Dataset items
[Start]

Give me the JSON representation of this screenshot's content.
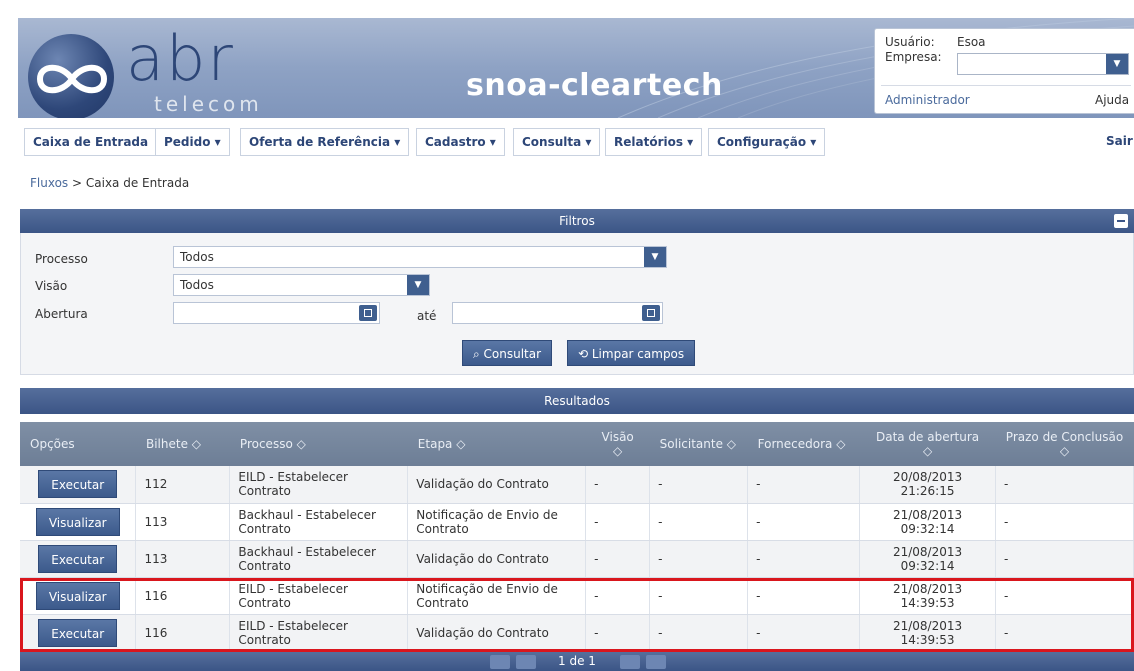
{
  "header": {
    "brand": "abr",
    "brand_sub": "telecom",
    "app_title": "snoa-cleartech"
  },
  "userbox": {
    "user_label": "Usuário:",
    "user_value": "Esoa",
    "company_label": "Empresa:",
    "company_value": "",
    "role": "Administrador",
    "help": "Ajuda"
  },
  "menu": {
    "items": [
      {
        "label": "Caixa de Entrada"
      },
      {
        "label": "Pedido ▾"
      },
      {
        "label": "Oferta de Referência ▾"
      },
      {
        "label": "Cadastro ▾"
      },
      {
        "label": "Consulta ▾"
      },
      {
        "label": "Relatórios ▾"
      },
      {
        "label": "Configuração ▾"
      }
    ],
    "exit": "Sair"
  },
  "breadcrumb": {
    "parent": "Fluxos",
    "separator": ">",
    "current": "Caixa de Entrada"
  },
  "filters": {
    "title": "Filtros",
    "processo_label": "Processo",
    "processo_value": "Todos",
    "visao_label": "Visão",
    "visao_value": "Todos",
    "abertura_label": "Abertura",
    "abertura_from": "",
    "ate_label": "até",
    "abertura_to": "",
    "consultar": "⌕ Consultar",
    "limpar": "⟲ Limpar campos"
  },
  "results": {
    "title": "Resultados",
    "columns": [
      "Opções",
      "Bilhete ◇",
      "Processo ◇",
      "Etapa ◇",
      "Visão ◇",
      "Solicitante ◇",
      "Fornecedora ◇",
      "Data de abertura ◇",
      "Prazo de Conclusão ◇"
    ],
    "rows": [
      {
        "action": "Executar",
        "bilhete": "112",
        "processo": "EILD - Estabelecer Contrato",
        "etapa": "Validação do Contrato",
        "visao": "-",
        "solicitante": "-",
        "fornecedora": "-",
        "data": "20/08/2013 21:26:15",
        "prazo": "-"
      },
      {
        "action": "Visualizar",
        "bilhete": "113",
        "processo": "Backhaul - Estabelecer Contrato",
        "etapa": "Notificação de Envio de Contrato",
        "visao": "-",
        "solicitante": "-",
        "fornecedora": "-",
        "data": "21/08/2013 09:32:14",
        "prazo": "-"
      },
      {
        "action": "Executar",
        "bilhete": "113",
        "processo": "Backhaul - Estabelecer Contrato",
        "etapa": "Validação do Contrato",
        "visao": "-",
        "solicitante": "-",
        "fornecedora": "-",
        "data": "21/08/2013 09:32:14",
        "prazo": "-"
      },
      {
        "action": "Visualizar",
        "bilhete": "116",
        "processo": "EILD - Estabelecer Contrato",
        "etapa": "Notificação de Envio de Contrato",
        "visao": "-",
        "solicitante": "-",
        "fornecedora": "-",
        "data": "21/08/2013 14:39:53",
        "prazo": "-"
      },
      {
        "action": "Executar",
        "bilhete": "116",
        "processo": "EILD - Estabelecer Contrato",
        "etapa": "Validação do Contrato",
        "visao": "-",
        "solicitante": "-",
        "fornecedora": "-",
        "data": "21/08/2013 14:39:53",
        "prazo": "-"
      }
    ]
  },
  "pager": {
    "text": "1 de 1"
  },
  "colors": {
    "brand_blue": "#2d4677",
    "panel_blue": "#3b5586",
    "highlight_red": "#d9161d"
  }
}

[End]

TASK OBJECTIVE —
Search the entries for the word "Todos", then gather every line that has it.

SOLUTION TO THE EXERCISE —
    "processo_value": "Todos",
    "visao_value": "Todos",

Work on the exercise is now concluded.